[Entries taken from a collection]
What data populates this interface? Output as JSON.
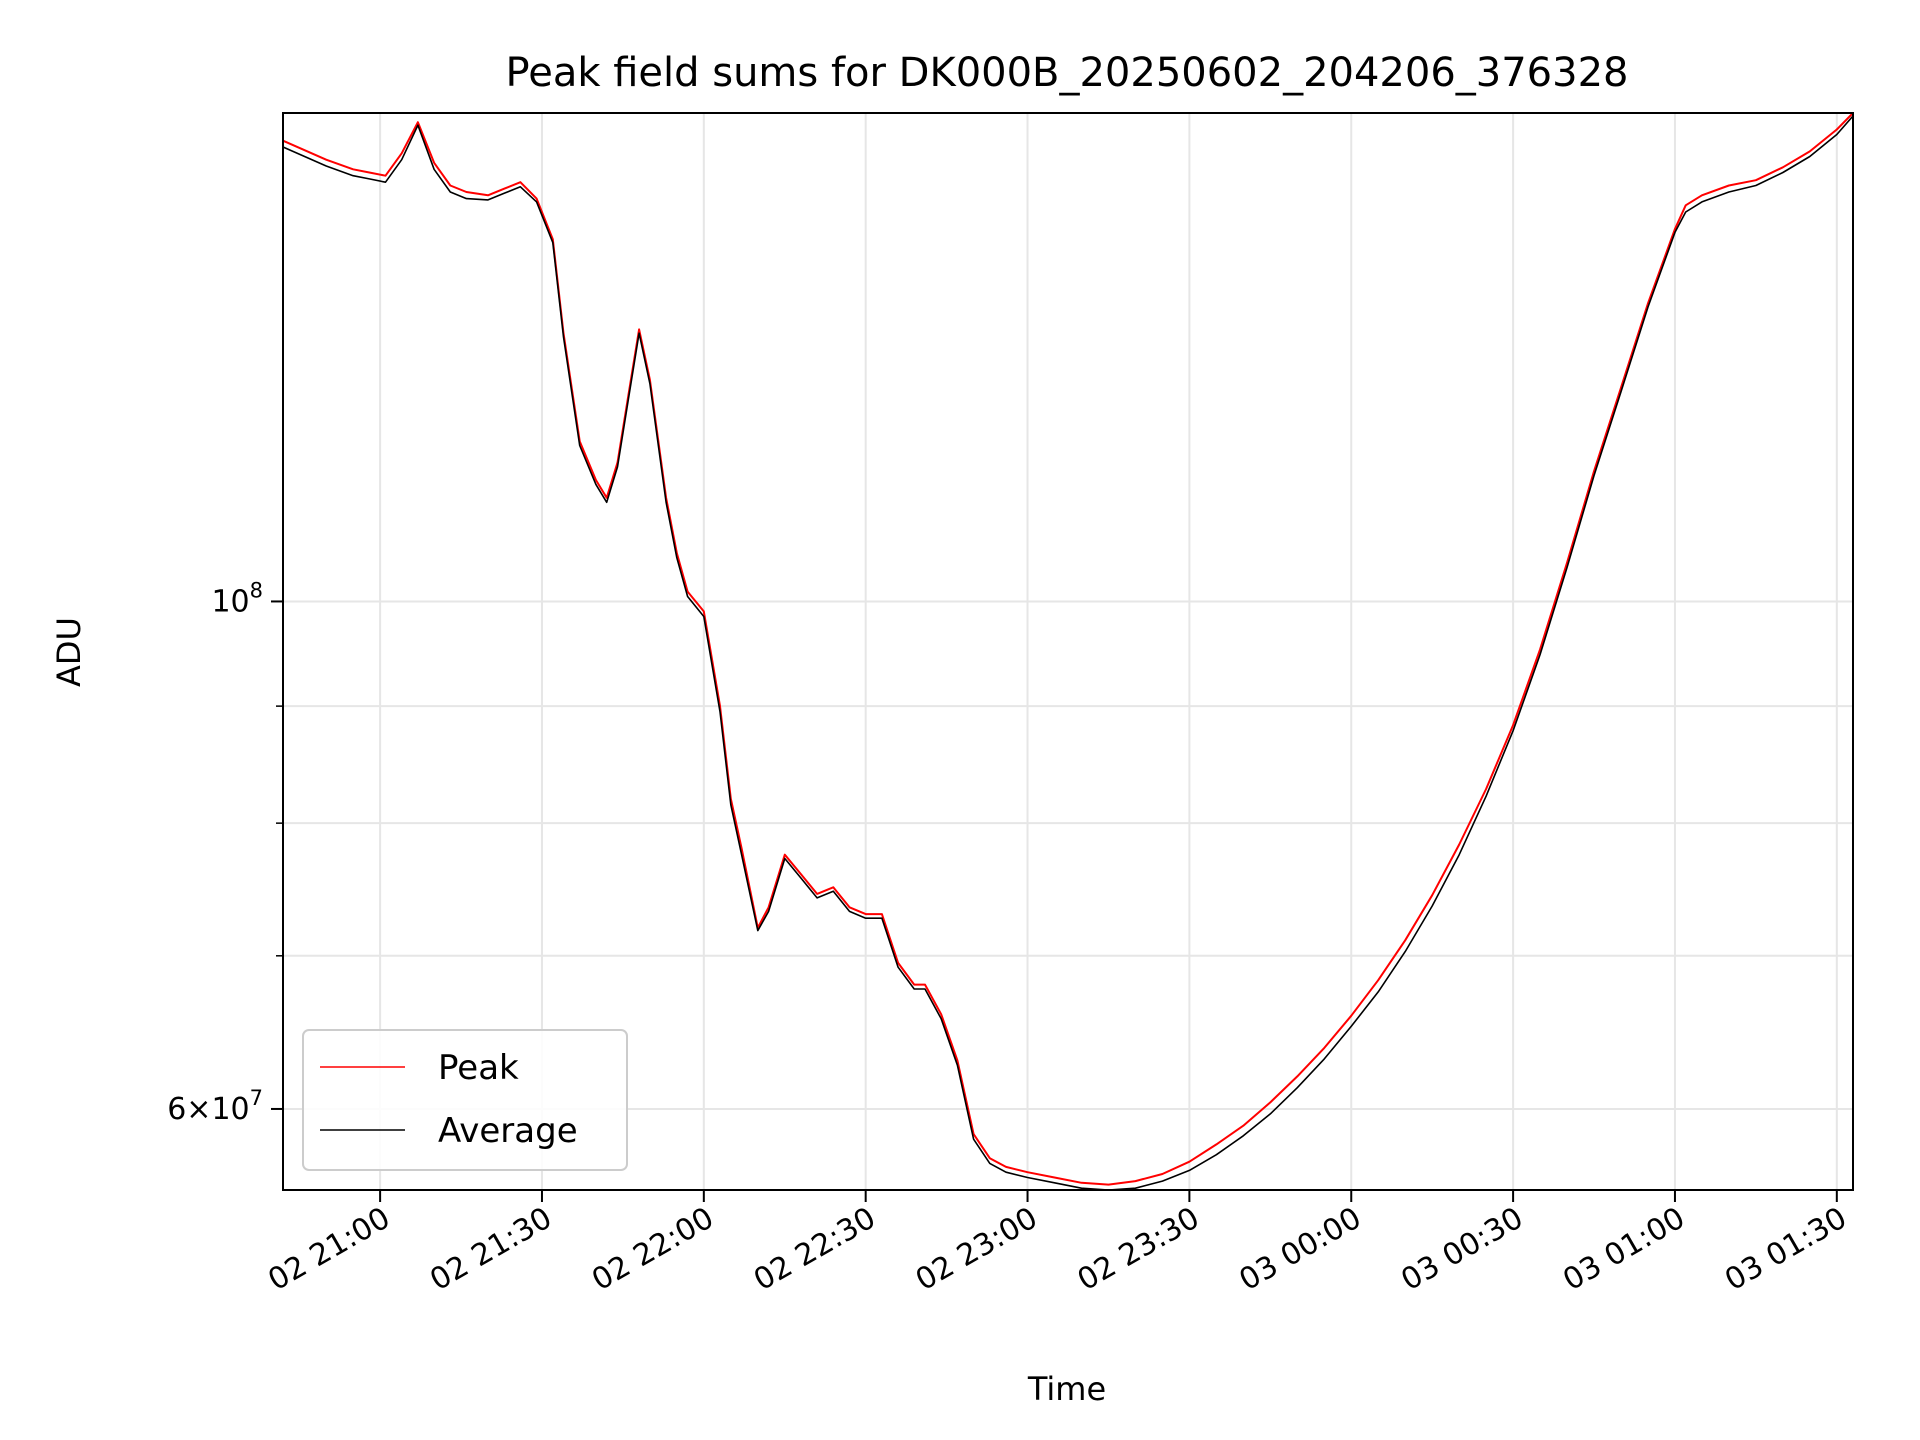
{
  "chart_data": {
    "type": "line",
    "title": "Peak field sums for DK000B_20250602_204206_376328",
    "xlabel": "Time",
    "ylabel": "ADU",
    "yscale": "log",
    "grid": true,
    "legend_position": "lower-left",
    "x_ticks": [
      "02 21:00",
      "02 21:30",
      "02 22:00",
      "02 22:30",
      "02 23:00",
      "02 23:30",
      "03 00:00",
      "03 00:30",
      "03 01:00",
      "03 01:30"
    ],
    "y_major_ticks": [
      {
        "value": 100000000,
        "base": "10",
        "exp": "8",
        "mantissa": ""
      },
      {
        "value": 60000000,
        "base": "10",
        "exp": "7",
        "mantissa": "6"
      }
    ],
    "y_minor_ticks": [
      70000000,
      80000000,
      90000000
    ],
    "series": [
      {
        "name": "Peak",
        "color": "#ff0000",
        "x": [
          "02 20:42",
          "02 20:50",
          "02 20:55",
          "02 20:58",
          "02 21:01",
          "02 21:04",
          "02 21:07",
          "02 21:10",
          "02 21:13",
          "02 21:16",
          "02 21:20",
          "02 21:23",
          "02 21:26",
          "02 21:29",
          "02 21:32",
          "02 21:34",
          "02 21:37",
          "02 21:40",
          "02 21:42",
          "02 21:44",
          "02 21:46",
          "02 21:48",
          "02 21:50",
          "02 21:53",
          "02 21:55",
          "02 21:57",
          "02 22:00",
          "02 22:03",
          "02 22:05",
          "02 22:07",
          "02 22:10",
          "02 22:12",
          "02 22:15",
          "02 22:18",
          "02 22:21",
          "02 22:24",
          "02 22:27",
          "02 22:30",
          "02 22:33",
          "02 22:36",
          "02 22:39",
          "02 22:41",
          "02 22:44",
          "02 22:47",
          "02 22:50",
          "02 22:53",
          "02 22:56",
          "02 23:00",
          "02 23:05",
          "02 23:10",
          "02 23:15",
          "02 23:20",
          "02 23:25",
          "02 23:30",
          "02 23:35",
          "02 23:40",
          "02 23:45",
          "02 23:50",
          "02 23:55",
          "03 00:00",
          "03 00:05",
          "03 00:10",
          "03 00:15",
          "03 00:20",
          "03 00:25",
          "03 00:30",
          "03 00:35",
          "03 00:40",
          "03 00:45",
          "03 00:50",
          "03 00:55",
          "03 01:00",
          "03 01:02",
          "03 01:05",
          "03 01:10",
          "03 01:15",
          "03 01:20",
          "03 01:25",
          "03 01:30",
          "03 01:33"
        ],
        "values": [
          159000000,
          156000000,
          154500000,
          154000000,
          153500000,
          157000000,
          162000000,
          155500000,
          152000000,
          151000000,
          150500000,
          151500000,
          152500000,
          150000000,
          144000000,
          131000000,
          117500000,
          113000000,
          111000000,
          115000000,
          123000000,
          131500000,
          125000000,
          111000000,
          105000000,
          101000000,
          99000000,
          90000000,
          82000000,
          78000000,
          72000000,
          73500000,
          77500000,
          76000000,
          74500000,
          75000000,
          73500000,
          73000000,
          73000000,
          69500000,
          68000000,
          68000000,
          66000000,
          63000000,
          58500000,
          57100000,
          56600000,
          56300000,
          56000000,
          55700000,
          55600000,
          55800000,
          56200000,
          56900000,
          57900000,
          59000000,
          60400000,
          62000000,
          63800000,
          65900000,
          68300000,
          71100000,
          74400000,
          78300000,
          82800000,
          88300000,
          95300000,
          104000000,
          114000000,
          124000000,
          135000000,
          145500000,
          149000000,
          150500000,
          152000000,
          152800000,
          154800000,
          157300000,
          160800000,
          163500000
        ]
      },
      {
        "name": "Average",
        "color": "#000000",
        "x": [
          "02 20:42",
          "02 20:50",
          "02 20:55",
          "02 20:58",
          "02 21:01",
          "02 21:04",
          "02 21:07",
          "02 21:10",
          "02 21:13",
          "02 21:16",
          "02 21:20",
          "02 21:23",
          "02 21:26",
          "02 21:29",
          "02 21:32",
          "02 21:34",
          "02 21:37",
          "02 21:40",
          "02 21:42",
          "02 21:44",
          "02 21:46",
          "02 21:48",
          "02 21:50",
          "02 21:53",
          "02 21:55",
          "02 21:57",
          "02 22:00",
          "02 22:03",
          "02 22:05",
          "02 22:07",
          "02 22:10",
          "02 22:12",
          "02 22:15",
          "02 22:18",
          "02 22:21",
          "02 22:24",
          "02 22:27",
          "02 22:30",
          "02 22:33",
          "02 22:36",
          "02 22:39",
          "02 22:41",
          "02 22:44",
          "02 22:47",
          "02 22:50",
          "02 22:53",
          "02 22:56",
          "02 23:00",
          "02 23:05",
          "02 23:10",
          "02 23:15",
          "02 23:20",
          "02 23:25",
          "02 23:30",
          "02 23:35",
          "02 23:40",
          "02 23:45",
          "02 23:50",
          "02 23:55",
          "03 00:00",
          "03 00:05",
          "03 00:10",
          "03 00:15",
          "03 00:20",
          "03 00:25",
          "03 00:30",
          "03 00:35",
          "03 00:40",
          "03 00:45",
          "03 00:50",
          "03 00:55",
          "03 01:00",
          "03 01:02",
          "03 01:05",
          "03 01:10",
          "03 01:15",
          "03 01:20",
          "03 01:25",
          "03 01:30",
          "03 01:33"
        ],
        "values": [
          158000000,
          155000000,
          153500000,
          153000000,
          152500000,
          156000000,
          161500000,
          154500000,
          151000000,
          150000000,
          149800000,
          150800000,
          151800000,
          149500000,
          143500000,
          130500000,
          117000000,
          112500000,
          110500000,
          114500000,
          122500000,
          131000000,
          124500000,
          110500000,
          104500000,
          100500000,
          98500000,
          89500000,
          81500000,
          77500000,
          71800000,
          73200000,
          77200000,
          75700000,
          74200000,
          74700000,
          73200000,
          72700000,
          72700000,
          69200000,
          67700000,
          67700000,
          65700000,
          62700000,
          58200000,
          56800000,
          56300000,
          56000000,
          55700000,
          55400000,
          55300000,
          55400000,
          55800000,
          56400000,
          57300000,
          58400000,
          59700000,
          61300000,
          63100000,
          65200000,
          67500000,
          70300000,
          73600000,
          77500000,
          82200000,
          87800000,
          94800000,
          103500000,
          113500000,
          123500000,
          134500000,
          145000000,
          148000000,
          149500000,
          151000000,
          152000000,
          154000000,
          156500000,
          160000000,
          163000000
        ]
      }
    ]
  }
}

__TASK GOAL__: Print each entry shown above with exact wording and no pictures.

__COMPLETE ANSWER__:
What data populates this interface? Output as JSON.
{
  "chart_data": {
    "type": "line",
    "title": "Peak field sums for DK000B_20250602_204206_376328",
    "xlabel": "Time",
    "ylabel": "ADU",
    "yscale": "log",
    "grid": true,
    "legend_position": "lower-left",
    "x_ticks": [
      "02 21:00",
      "02 21:30",
      "02 22:00",
      "02 22:30",
      "02 23:00",
      "02 23:30",
      "03 00:00",
      "03 00:30",
      "03 01:00",
      "03 01:30"
    ],
    "y_major_ticks": [
      {
        "value": 100000000,
        "base": "10",
        "exp": "8",
        "mantissa": ""
      },
      {
        "value": 60000000,
        "base": "10",
        "exp": "7",
        "mantissa": "6"
      }
    ],
    "y_minor_ticks": [
      70000000,
      80000000,
      90000000
    ],
    "series": [
      {
        "name": "Peak",
        "color": "#ff0000",
        "x": [
          "02 20:42",
          "02 20:50",
          "02 20:55",
          "02 20:58",
          "02 21:01",
          "02 21:04",
          "02 21:07",
          "02 21:10",
          "02 21:13",
          "02 21:16",
          "02 21:20",
          "02 21:23",
          "02 21:26",
          "02 21:29",
          "02 21:32",
          "02 21:34",
          "02 21:37",
          "02 21:40",
          "02 21:42",
          "02 21:44",
          "02 21:46",
          "02 21:48",
          "02 21:50",
          "02 21:53",
          "02 21:55",
          "02 21:57",
          "02 22:00",
          "02 22:03",
          "02 22:05",
          "02 22:07",
          "02 22:10",
          "02 22:12",
          "02 22:15",
          "02 22:18",
          "02 22:21",
          "02 22:24",
          "02 22:27",
          "02 22:30",
          "02 22:33",
          "02 22:36",
          "02 22:39",
          "02 22:41",
          "02 22:44",
          "02 22:47",
          "02 22:50",
          "02 22:53",
          "02 22:56",
          "02 23:00",
          "02 23:05",
          "02 23:10",
          "02 23:15",
          "02 23:20",
          "02 23:25",
          "02 23:30",
          "02 23:35",
          "02 23:40",
          "02 23:45",
          "02 23:50",
          "02 23:55",
          "03 00:00",
          "03 00:05",
          "03 00:10",
          "03 00:15",
          "03 00:20",
          "03 00:25",
          "03 00:30",
          "03 00:35",
          "03 00:40",
          "03 00:45",
          "03 00:50",
          "03 00:55",
          "03 01:00",
          "03 01:02",
          "03 01:05",
          "03 01:10",
          "03 01:15",
          "03 01:20",
          "03 01:25",
          "03 01:30",
          "03 01:33"
        ],
        "values": [
          159000000,
          156000000,
          154500000,
          154000000,
          153500000,
          157000000,
          162000000,
          155500000,
          152000000,
          151000000,
          150500000,
          151500000,
          152500000,
          150000000,
          144000000,
          131000000,
          117500000,
          113000000,
          111000000,
          115000000,
          123000000,
          131500000,
          125000000,
          111000000,
          105000000,
          101000000,
          99000000,
          90000000,
          82000000,
          78000000,
          72000000,
          73500000,
          77500000,
          76000000,
          74500000,
          75000000,
          73500000,
          73000000,
          73000000,
          69500000,
          68000000,
          68000000,
          66000000,
          63000000,
          58500000,
          57100000,
          56600000,
          56300000,
          56000000,
          55700000,
          55600000,
          55800000,
          56200000,
          56900000,
          57900000,
          59000000,
          60400000,
          62000000,
          63800000,
          65900000,
          68300000,
          71100000,
          74400000,
          78300000,
          82800000,
          88300000,
          95300000,
          104000000,
          114000000,
          124000000,
          135000000,
          145500000,
          149000000,
          150500000,
          152000000,
          152800000,
          154800000,
          157300000,
          160800000,
          163500000
        ]
      },
      {
        "name": "Average",
        "color": "#000000",
        "x": [
          "02 20:42",
          "02 20:50",
          "02 20:55",
          "02 20:58",
          "02 21:01",
          "02 21:04",
          "02 21:07",
          "02 21:10",
          "02 21:13",
          "02 21:16",
          "02 21:20",
          "02 21:23",
          "02 21:26",
          "02 21:29",
          "02 21:32",
          "02 21:34",
          "02 21:37",
          "02 21:40",
          "02 21:42",
          "02 21:44",
          "02 21:46",
          "02 21:48",
          "02 21:50",
          "02 21:53",
          "02 21:55",
          "02 21:57",
          "02 22:00",
          "02 22:03",
          "02 22:05",
          "02 22:07",
          "02 22:10",
          "02 22:12",
          "02 22:15",
          "02 22:18",
          "02 22:21",
          "02 22:24",
          "02 22:27",
          "02 22:30",
          "02 22:33",
          "02 22:36",
          "02 22:39",
          "02 22:41",
          "02 22:44",
          "02 22:47",
          "02 22:50",
          "02 22:53",
          "02 22:56",
          "02 23:00",
          "02 23:05",
          "02 23:10",
          "02 23:15",
          "02 23:20",
          "02 23:25",
          "02 23:30",
          "02 23:35",
          "02 23:40",
          "02 23:45",
          "02 23:50",
          "02 23:55",
          "03 00:00",
          "03 00:05",
          "03 00:10",
          "03 00:15",
          "03 00:20",
          "03 00:25",
          "03 00:30",
          "03 00:35",
          "03 00:40",
          "03 00:45",
          "03 00:50",
          "03 00:55",
          "03 01:00",
          "03 01:02",
          "03 01:05",
          "03 01:10",
          "03 01:15",
          "03 01:20",
          "03 01:25",
          "03 01:30",
          "03 01:33"
        ],
        "values": [
          158000000,
          155000000,
          153500000,
          153000000,
          152500000,
          156000000,
          161500000,
          154500000,
          151000000,
          150000000,
          149800000,
          150800000,
          151800000,
          149500000,
          143500000,
          130500000,
          117000000,
          112500000,
          110500000,
          114500000,
          122500000,
          131000000,
          124500000,
          110500000,
          104500000,
          100500000,
          98500000,
          89500000,
          81500000,
          77500000,
          71800000,
          73200000,
          77200000,
          75700000,
          74200000,
          74700000,
          73200000,
          72700000,
          72700000,
          69200000,
          67700000,
          67700000,
          65700000,
          62700000,
          58200000,
          56800000,
          56300000,
          56000000,
          55700000,
          55400000,
          55300000,
          55400000,
          55800000,
          56400000,
          57300000,
          58400000,
          59700000,
          61300000,
          63100000,
          65200000,
          67500000,
          70300000,
          73600000,
          77500000,
          82200000,
          87800000,
          94800000,
          103500000,
          113500000,
          123500000,
          134500000,
          145000000,
          148000000,
          149500000,
          151000000,
          152000000,
          154000000,
          156500000,
          160000000,
          163000000
        ]
      }
    ]
  }
}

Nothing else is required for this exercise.